§ GIVEN RECORDS
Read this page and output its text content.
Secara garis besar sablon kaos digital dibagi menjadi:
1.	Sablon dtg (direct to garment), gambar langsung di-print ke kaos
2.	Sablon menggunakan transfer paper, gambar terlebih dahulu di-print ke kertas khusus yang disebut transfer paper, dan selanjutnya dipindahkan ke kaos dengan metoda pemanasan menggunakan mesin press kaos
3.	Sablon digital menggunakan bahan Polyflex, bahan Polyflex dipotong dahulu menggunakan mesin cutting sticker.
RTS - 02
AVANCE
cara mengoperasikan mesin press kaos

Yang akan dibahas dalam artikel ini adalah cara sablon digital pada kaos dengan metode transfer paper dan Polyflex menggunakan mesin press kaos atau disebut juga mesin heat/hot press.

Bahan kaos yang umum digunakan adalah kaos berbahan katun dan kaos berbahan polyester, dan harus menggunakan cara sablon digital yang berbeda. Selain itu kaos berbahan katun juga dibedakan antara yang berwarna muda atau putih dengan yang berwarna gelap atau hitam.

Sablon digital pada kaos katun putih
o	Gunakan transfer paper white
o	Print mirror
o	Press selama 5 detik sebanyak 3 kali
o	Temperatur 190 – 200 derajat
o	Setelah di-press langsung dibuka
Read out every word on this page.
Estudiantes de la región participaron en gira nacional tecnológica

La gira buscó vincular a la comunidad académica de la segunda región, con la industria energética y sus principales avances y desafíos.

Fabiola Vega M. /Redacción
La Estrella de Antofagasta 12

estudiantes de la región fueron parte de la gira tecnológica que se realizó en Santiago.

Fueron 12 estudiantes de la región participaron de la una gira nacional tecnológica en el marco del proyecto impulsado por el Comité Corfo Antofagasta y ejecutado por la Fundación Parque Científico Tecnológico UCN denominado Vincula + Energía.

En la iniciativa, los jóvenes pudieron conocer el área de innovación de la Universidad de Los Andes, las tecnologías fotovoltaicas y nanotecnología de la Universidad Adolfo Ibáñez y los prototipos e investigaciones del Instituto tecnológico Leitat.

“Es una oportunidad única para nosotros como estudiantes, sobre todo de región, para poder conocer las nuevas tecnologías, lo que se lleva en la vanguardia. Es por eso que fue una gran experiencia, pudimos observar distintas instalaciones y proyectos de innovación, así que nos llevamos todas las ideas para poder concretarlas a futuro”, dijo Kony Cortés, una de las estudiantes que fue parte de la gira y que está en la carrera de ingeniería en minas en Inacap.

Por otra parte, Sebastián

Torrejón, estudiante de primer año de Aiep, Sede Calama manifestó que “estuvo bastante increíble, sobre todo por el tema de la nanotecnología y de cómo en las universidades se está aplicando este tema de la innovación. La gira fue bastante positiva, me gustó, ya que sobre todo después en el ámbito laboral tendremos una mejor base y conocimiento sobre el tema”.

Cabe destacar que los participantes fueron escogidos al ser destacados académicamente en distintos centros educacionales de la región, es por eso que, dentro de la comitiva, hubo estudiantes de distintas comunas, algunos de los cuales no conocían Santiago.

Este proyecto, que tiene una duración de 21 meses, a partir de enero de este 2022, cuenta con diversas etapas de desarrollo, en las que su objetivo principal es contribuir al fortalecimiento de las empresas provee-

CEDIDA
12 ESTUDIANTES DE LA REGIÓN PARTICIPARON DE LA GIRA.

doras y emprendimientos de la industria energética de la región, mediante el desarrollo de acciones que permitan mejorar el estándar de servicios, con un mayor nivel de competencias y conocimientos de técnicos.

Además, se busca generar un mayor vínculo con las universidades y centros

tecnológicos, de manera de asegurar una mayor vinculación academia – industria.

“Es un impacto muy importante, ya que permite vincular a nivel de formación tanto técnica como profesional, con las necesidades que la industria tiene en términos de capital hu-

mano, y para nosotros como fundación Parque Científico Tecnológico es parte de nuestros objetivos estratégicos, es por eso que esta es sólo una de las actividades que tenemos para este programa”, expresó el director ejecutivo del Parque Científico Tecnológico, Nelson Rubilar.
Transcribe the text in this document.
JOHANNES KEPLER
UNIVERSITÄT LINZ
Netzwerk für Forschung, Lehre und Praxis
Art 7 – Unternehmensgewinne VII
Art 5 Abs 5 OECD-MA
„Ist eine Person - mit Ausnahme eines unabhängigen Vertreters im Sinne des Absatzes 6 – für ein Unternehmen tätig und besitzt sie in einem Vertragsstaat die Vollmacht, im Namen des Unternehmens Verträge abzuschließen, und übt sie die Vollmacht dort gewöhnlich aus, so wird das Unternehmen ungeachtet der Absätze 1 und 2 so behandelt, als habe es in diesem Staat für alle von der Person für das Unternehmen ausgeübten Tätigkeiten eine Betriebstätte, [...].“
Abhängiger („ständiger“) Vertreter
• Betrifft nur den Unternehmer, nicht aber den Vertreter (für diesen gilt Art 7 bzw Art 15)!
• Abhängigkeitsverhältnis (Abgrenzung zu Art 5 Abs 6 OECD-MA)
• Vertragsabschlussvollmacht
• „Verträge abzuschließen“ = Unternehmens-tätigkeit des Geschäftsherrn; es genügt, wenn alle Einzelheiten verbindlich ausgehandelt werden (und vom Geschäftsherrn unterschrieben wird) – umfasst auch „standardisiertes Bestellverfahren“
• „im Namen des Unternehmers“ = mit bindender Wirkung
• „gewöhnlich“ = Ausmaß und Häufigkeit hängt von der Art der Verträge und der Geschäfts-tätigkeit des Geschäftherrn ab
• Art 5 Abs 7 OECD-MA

§ TASK STATEMENT
The listing above should be transcribed in full, exactly as written.

§ EXERCISE OUTPUT
Read this page and output its text content.
Secara garis besar sablon kaos digital dibagi menjadi:
1.	Sablon dtg (direct to garment), gambar langsung di-print ke kaos
2.	Sablon menggunakan transfer paper, gambar terlebih dahulu di-print ke kertas khusus yang disebut transfer paper, dan selanjutnya dipindahkan ke kaos dengan metoda pemanasan menggunakan mesin press kaos
3.	Sablon digital menggunakan bahan Polyflex, bahan Polyflex dipotong dahulu menggunakan mesin cutting sticker.
RTS - 02
AVANCE
cara mengoperasikan mesin press kaos

Yang akan dibahas dalam artikel ini adalah cara sablon digital pada kaos dengan metode transfer paper dan Polyflex menggunakan mesin press kaos atau disebut juga mesin heat/hot press.

Bahan kaos yang umum digunakan adalah kaos berbahan katun dan kaos berbahan polyester, dan harus menggunakan cara sablon digital yang berbeda. Selain itu kaos berbahan katun juga dibedakan antara yang berwarna muda atau putih dengan yang berwarna gelap atau hitam.

Sablon digital pada kaos katun putih
o	Gunakan transfer paper white
o	Print mirror
o	Press selama 5 detik sebanyak 3 kali
o	Temperatur 190 – 200 derajat
o	Setelah di-press langsung dibuka
Read out every word on this page.
Estudiantes de la región participaron en gira nacional tecnológica

La gira buscó vincular a la comunidad académica de la segunda región, con la industria energética y sus principales avances y desafíos.

Fabiola Vega M. /Redacción
La Estrella de Antofagasta 12

estudiantes de la región fueron parte de la gira tecnológica que se realizó en Santiago.

Fueron 12 estudiantes de la región participaron de la una gira nacional tecnológica en el marco del proyecto impulsado por el Comité Corfo Antofagasta y ejecutado por la Fundación Parque Científico Tecnológico UCN denominado Vincula + Energía.

En la iniciativa, los jóvenes pudieron conocer el área de innovación de la Universidad de Los Andes, las tecnologías fotovoltaicas y nanotecnología de la Universidad Adolfo Ibáñez y los prototipos e investigaciones del Instituto tecnológico Leitat.

“Es una oportunidad única para nosotros como estudiantes, sobre todo de región, para poder conocer las nuevas tecnologías, lo que se lleva en la vanguardia. Es por eso que fue una gran experiencia, pudimos observar distintas instalaciones y proyectos de innovación, así que nos llevamos todas las ideas para poder concretarlas a futuro”, dijo Kony Cortés, una de las estudiantes que fue parte de la gira y que está en la carrera de ingeniería en minas en Inacap.

Por otra parte, Sebastián

Torrejón, estudiante de primer año de Aiep, Sede Calama manifestó que “estuvo bastante increíble, sobre todo por el tema de la nanotecnología y de cómo en las universidades se está aplicando este tema de la innovación. La gira fue bastante positiva, me gustó, ya que sobre todo después en el ámbito laboral tendremos una mejor base y conocimiento sobre el tema”.

Cabe destacar que los participantes fueron escogidos al ser destacados académicamente en distintos centros educacionales de la región, es por eso que, dentro de la comitiva, hubo estudiantes de distintas comunas, algunos de los cuales no conocían Santiago.

Este proyecto, que tiene una duración de 21 meses, a partir de enero de este 2022, cuenta con diversas etapas de desarrollo, en las que su objetivo principal es contribuir al fortalecimiento de las empresas provee-

CEDIDA
12 ESTUDIANTES DE LA REGIÓN PARTICIPARON DE LA GIRA.

doras y emprendimientos de la industria energética de la región, mediante el desarrollo de acciones que permitan mejorar el estándar de servicios, con un mayor nivel de competencias y conocimientos de técnicos.

Además, se busca generar un mayor vínculo con las universidades y centros

tecnológicos, de manera de asegurar una mayor vinculación academia – industria.

“Es un impacto muy importante, ya que permite vincular a nivel de formación tanto técnica como profesional, con las necesidades que la industria tiene en términos de capital hu-

mano, y para nosotros como fundación Parque Científico Tecnológico es parte de nuestros objetivos estratégicos, es por eso que esta es sólo una de las actividades que tenemos para este programa”, expresó el director ejecutivo del Parque Científico Tecnológico, Nelson Rubilar.
Transcribe the text in this document.
JOHANNES KEPLER
UNIVERSITÄT LINZ
Netzwerk für Forschung, Lehre und Praxis
Art 7 – Unternehmensgewinne VII
Art 5 Abs 5 OECD-MA
„Ist eine Person - mit Ausnahme eines unabhängigen Vertreters im Sinne des Absatzes 6 – für ein Unternehmen tätig und besitzt sie in einem Vertragsstaat die Vollmacht, im Namen des Unternehmens Verträge abzuschließen, und übt sie die Vollmacht dort gewöhnlich aus, so wird das Unternehmen ungeachtet der Absätze 1 und 2 so behandelt, als habe es in diesem Staat für alle von der Person für das Unternehmen ausgeübten Tätigkeiten eine Betriebstätte, [...].“
Abhängiger („ständiger“) Vertreter
• Betrifft nur den Unternehmer, nicht aber den Vertreter (für diesen gilt Art 7 bzw Art 15)!
• Abhängigkeitsverhältnis (Abgrenzung zu Art 5 Abs 6 OECD-MA)
• Vertragsabschlussvollmacht
• „Verträge abzuschließen“ = Unternehmens-tätigkeit des Geschäftsherrn; es genügt, wenn alle Einzelheiten verbindlich ausgehandelt werden (und vom Geschäftsherrn unterschrieben wird) – umfasst auch „standardisiertes Bestellverfahren“
• „im Namen des Unternehmers“ = mit bindender Wirkung
• „gewöhnlich“ = Ausmaß und Häufigkeit hängt von der Art der Verträge und der Geschäfts-tätigkeit des Geschäftherrn ab
• Art 5 Abs 7 OECD-MA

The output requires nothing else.